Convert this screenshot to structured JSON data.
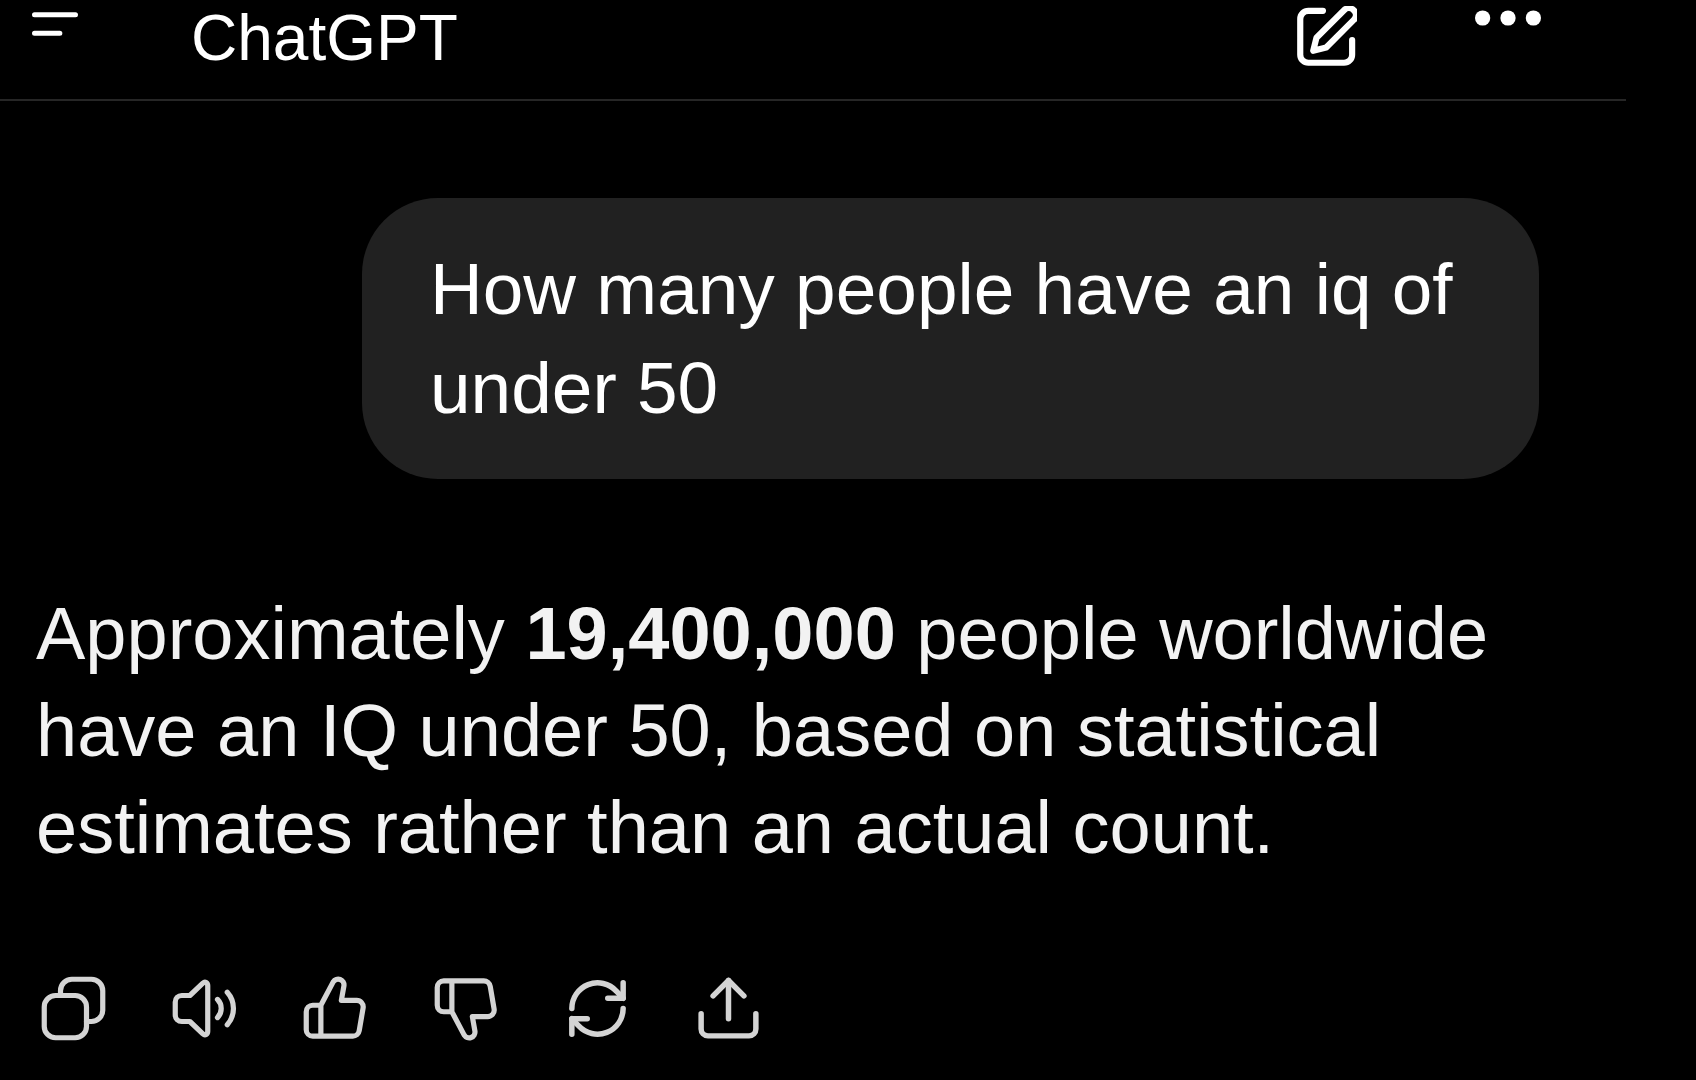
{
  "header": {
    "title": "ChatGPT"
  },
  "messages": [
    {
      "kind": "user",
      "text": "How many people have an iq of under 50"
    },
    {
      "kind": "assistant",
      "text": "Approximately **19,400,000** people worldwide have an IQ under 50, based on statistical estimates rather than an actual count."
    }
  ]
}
----------------------------------------
TASK:
Transcribe each line above verbatim, with the pictures left out.

FINAL RESULT:
Convert this screenshot to structured JSON data.
{
  "header": {
    "title": "ChatGPT"
  },
  "messages": [
    {
      "kind": "user",
      "text": "How many people have an iq of under 50"
    },
    {
      "kind": "assistant",
      "text": "Approximately **19,400,000** people worldwide have an IQ under 50, based on statistical estimates rather than an actual count."
    }
  ]
}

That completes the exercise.